Leave out the pictures and repeat the data exactly.

BEGIN RECORD EXCERPTS

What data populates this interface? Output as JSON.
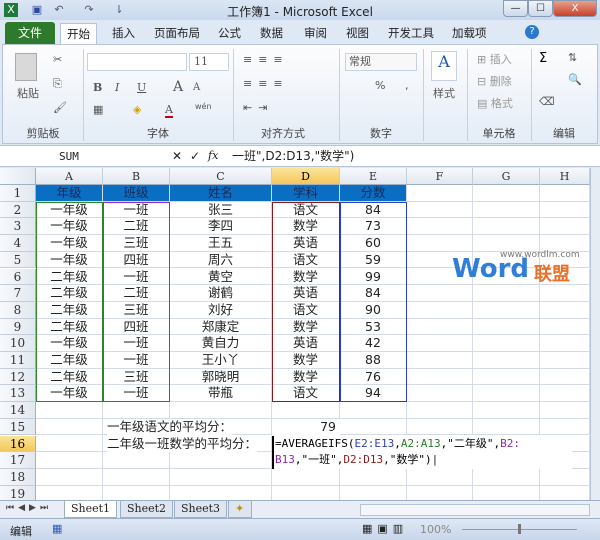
{
  "window": {
    "title": "工作簿1 - Microsoft Excel",
    "min": "—",
    "max": "☐",
    "close": "X"
  },
  "quick_access": {
    "excel_icon": "excel-icon",
    "save_icon": "save-icon",
    "undo": "↶",
    "redo": "↷",
    "customize": "⇂"
  },
  "tabs": [
    "文件",
    "开始",
    "插入",
    "页面布局",
    "公式",
    "数据",
    "审阅",
    "视图",
    "开发工具",
    "加载项"
  ],
  "ribbon": {
    "clipboard": {
      "paste": "粘贴",
      "label": "剪贴板"
    },
    "font": {
      "size": "11",
      "bold": "B",
      "italic": "I",
      "underline": "U",
      "grow": "A",
      "shrink": "A",
      "color": "A",
      "wen": "wén",
      "label": "字体"
    },
    "align": {
      "label": "对齐方式"
    },
    "number": {
      "format": "常规",
      "percent": "%",
      "comma": ",",
      "label": "数字"
    },
    "styles": {
      "label": "样式"
    },
    "cells": {
      "insert": "插入",
      "delete": "删除",
      "format": "格式",
      "label": "单元格"
    },
    "editing": {
      "sum": "Σ",
      "label": "编辑"
    }
  },
  "formula_bar": {
    "name_box": "SUM",
    "cancel": "✕",
    "enter": "✓",
    "fx": "fx",
    "content": "一班\",D2:D13,\"数学\")"
  },
  "columns": [
    "A",
    "B",
    "C",
    "D",
    "E",
    "F",
    "G",
    "H"
  ],
  "selected_column": "D",
  "selected_row": 16,
  "table": {
    "header": [
      "年级",
      "班级",
      "姓名",
      "学科",
      "分数"
    ],
    "rows": [
      [
        "一年级",
        "一班",
        "张三",
        "语文",
        "84"
      ],
      [
        "一年级",
        "二班",
        "李四",
        "数学",
        "73"
      ],
      [
        "一年级",
        "三班",
        "王五",
        "英语",
        "60"
      ],
      [
        "一年级",
        "四班",
        "周六",
        "语文",
        "59"
      ],
      [
        "二年级",
        "一班",
        "黄空",
        "数学",
        "99"
      ],
      [
        "二年级",
        "二班",
        "谢鹤",
        "英语",
        "84"
      ],
      [
        "二年级",
        "三班",
        "刘好",
        "语文",
        "90"
      ],
      [
        "二年级",
        "四班",
        "郑康定",
        "数学",
        "53"
      ],
      [
        "一年级",
        "一班",
        "黄自力",
        "英语",
        "42"
      ],
      [
        "二年级",
        "一班",
        "王小丫",
        "数学",
        "88"
      ],
      [
        "二年级",
        "三班",
        "郭晓明",
        "数学",
        "76"
      ],
      [
        "一年级",
        "一班",
        "带瓶",
        "语文",
        "94"
      ]
    ]
  },
  "summary": {
    "label1": "一年级语文的平均分：",
    "value1": "79",
    "label2": "二年级一班数学的平均分：",
    "formula_line1": [
      {
        "t": "=AVERAGEIFS(",
        "c": "#000"
      },
      {
        "t": "E2:E13",
        "c": "#2c3fb8"
      },
      {
        "t": ",",
        "c": "#000"
      },
      {
        "t": "A2:A13",
        "c": "#2a7a2a"
      },
      {
        "t": ",\"二年级\",",
        "c": "#000"
      },
      {
        "t": "B2:",
        "c": "#8a2ab0"
      }
    ],
    "formula_line2": [
      {
        "t": "B13",
        "c": "#8a2ab0"
      },
      {
        "t": ",\"一班\",",
        "c": "#000"
      },
      {
        "t": "D2:D13",
        "c": "#8b1a1a"
      },
      {
        "t": ",\"数学\")",
        "c": "#000"
      }
    ]
  },
  "range_colors": {
    "A": "#2a8a2a",
    "B": "#9a2ac8",
    "D": "#8b1a1a",
    "E": "#2c3fc8"
  },
  "watermark": {
    "url": "www.wordlm.com",
    "word": "Word",
    "cn": "联盟"
  },
  "sheets": [
    "Sheet1",
    "Sheet2",
    "Sheet3"
  ],
  "status": {
    "mode": "编辑",
    "zoom": "100%"
  }
}
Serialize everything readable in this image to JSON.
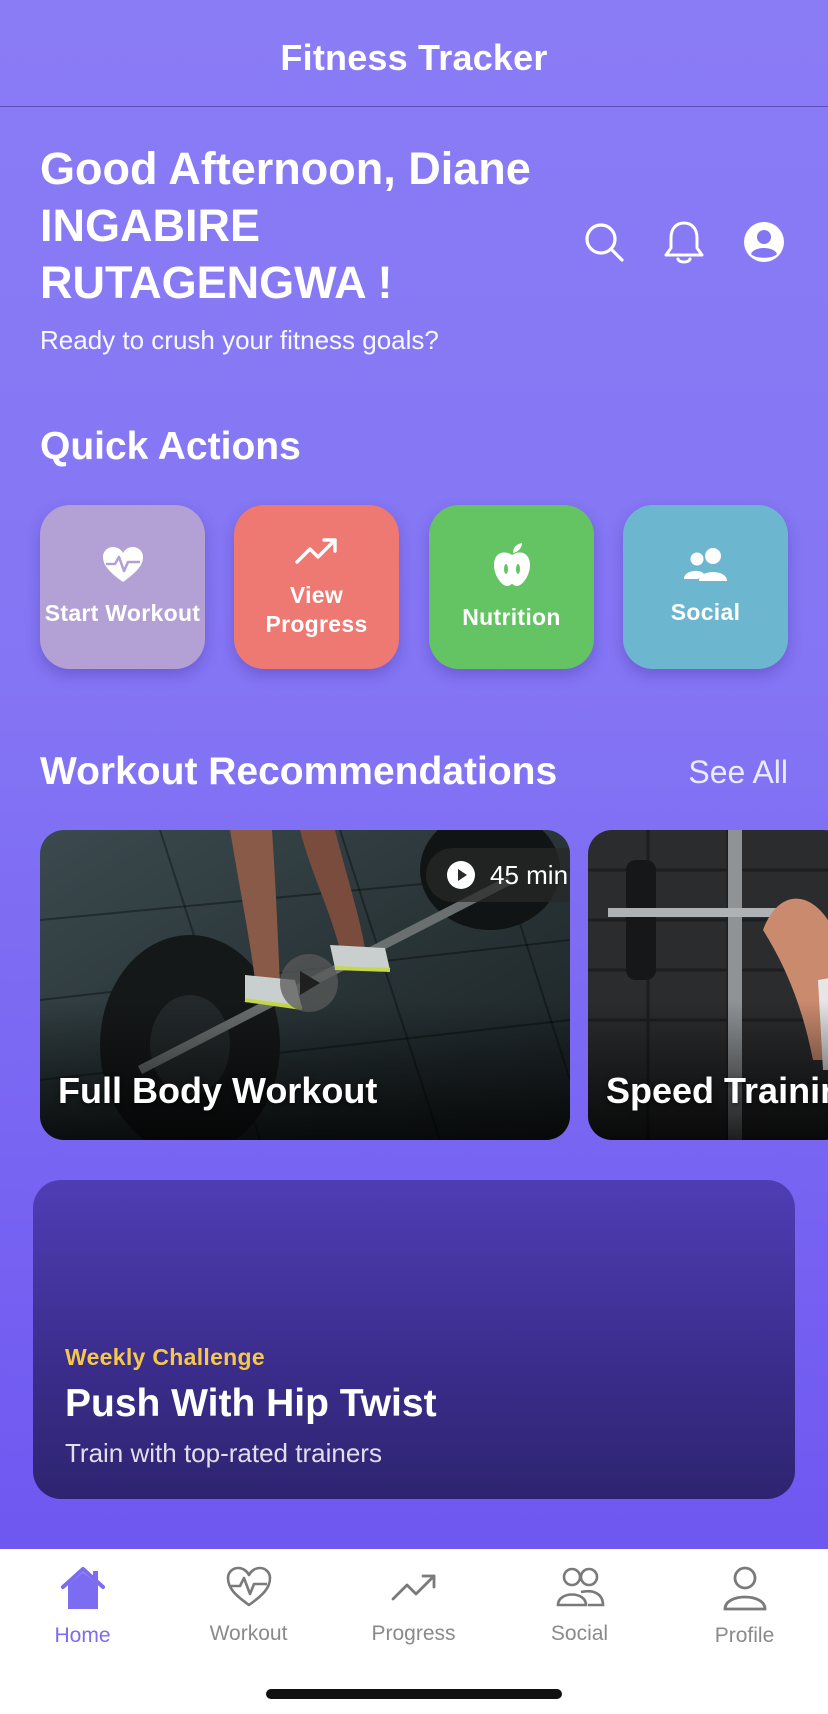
{
  "header": {
    "title": "Fitness Tracker"
  },
  "greeting": {
    "title": "Good Afternoon, Diane INGABIRE RUTAGENGWA !",
    "subtitle": "Ready to crush your fitness goals?"
  },
  "top_icons": [
    "search-icon",
    "bell-icon",
    "account-icon"
  ],
  "quick_actions": {
    "title": "Quick Actions",
    "items": [
      {
        "label": "Start Workout",
        "icon": "heart-pulse-icon",
        "color": "#b3a1d6"
      },
      {
        "label": "View Progress",
        "icon": "trending-up-icon",
        "color": "#ee7872"
      },
      {
        "label": "Nutrition",
        "icon": "apple-icon",
        "color": "#64c464"
      },
      {
        "label": "Social",
        "icon": "people-icon",
        "color": "#6cb7cf"
      }
    ]
  },
  "recommendations": {
    "title": "Workout Recommendations",
    "see_all": "See All",
    "cards": [
      {
        "title": "Full Body Workout",
        "duration": "45 min"
      },
      {
        "title": "Speed Training"
      }
    ]
  },
  "challenge": {
    "kicker": "Weekly Challenge",
    "title": "Push With Hip Twist",
    "subtitle": "Train with top-rated trainers"
  },
  "tabs": [
    {
      "label": "Home",
      "active": true
    },
    {
      "label": "Workout"
    },
    {
      "label": "Progress"
    },
    {
      "label": "Social"
    },
    {
      "label": "Profile"
    }
  ],
  "colors": {
    "accent": "#7b6cf2",
    "challenge_kicker": "#f5c84a"
  }
}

END RECORD EXCERPTS

FULL ANSWER >>
What data populates this interface? Output as JSON.
{
  "window": {
    "title": "工作簿1 - Microsoft Excel",
    "min": "—",
    "max": "☐",
    "close": "X"
  },
  "quick_access": {
    "excel_icon": "excel-icon",
    "save_icon": "save-icon",
    "undo": "↶",
    "redo": "↷",
    "customize": "⇂"
  },
  "tabs": [
    "文件",
    "开始",
    "插入",
    "页面布局",
    "公式",
    "数据",
    "审阅",
    "视图",
    "开发工具",
    "加载项"
  ],
  "ribbon": {
    "clipboard": {
      "paste": "粘贴",
      "label": "剪贴板"
    },
    "font": {
      "size": "11",
      "bold": "B",
      "italic": "I",
      "underline": "U",
      "grow": "A",
      "shrink": "A",
      "color": "A",
      "wen": "wén",
      "label": "字体"
    },
    "align": {
      "label": "对齐方式"
    },
    "number": {
      "format": "常规",
      "percent": "%",
      "comma": ",",
      "label": "数字"
    },
    "styles": {
      "label": "样式"
    },
    "cells": {
      "insert": "插入",
      "delete": "删除",
      "format": "格式",
      "label": "单元格"
    },
    "editing": {
      "sum": "Σ",
      "label": "编辑"
    }
  },
  "formula_bar": {
    "name_box": "SUM",
    "cancel": "✕",
    "enter": "✓",
    "fx": "fx",
    "content": "一班\",D2:D13,\"数学\")"
  },
  "columns": [
    "A",
    "B",
    "C",
    "D",
    "E",
    "F",
    "G",
    "H"
  ],
  "selected_column": "D",
  "selected_row": 16,
  "table": {
    "header": [
      "年级",
      "班级",
      "姓名",
      "学科",
      "分数"
    ],
    "rows": [
      [
        "一年级",
        "一班",
        "张三",
        "语文",
        "84"
      ],
      [
        "一年级",
        "二班",
        "李四",
        "数学",
        "73"
      ],
      [
        "一年级",
        "三班",
        "王五",
        "英语",
        "60"
      ],
      [
        "一年级",
        "四班",
        "周六",
        "语文",
        "59"
      ],
      [
        "二年级",
        "一班",
        "黄空",
        "数学",
        "99"
      ],
      [
        "二年级",
        "二班",
        "谢鹤",
        "英语",
        "84"
      ],
      [
        "二年级",
        "三班",
        "刘好",
        "语文",
        "90"
      ],
      [
        "二年级",
        "四班",
        "郑康定",
        "数学",
        "53"
      ],
      [
        "一年级",
        "一班",
        "黄自力",
        "英语",
        "42"
      ],
      [
        "二年级",
        "一班",
        "王小丫",
        "数学",
        "88"
      ],
      [
        "二年级",
        "三班",
        "郭晓明",
        "数学",
        "76"
      ],
      [
        "一年级",
        "一班",
        "带瓶",
        "语文",
        "94"
      ]
    ]
  },
  "summary": {
    "label1": "一年级语文的平均分：",
    "value1": "79",
    "label2": "二年级一班数学的平均分：",
    "formula_line1": [
      {
        "t": "=AVERAGEIFS(",
        "c": "#000"
      },
      {
        "t": "E2:E13",
        "c": "#2c3fb8"
      },
      {
        "t": ",",
        "c": "#000"
      },
      {
        "t": "A2:A13",
        "c": "#2a7a2a"
      },
      {
        "t": ",\"二年级\",",
        "c": "#000"
      },
      {
        "t": "B2:",
        "c": "#8a2ab0"
      }
    ],
    "formula_line2": [
      {
        "t": "B13",
        "c": "#8a2ab0"
      },
      {
        "t": ",\"一班\",",
        "c": "#000"
      },
      {
        "t": "D2:D13",
        "c": "#8b1a1a"
      },
      {
        "t": ",\"数学\")",
        "c": "#000"
      }
    ]
  },
  "range_colors": {
    "A": "#2a8a2a",
    "B": "#9a2ac8",
    "D": "#8b1a1a",
    "E": "#2c3fc8"
  },
  "watermark": {
    "url": "www.wordlm.com",
    "word": "Word",
    "cn": "联盟"
  },
  "sheets": [
    "Sheet1",
    "Sheet2",
    "Sheet3"
  ],
  "status": {
    "mode": "编辑",
    "zoom": "100%"
  }
}
Serialize everything readable in this image to JSON.
{
  "header": {
    "title": "Fitness Tracker"
  },
  "greeting": {
    "title": "Good Afternoon, Diane INGABIRE RUTAGENGWA !",
    "subtitle": "Ready to crush your fitness goals?"
  },
  "top_icons": [
    "search-icon",
    "bell-icon",
    "account-icon"
  ],
  "quick_actions": {
    "title": "Quick Actions",
    "items": [
      {
        "label": "Start Workout",
        "icon": "heart-pulse-icon",
        "color": "#b3a1d6"
      },
      {
        "label": "View Progress",
        "icon": "trending-up-icon",
        "color": "#ee7872"
      },
      {
        "label": "Nutrition",
        "icon": "apple-icon",
        "color": "#64c464"
      },
      {
        "label": "Social",
        "icon": "people-icon",
        "color": "#6cb7cf"
      }
    ]
  },
  "recommendations": {
    "title": "Workout Recommendations",
    "see_all": "See All",
    "cards": [
      {
        "title": "Full Body Workout",
        "duration": "45 min"
      },
      {
        "title": "Speed Training"
      }
    ]
  },
  "challenge": {
    "kicker": "Weekly Challenge",
    "title": "Push With Hip Twist",
    "subtitle": "Train with top-rated trainers"
  },
  "tabs": [
    {
      "label": "Home",
      "active": true
    },
    {
      "label": "Workout"
    },
    {
      "label": "Progress"
    },
    {
      "label": "Social"
    },
    {
      "label": "Profile"
    }
  ],
  "colors": {
    "accent": "#7b6cf2",
    "challenge_kicker": "#f5c84a"
  }
}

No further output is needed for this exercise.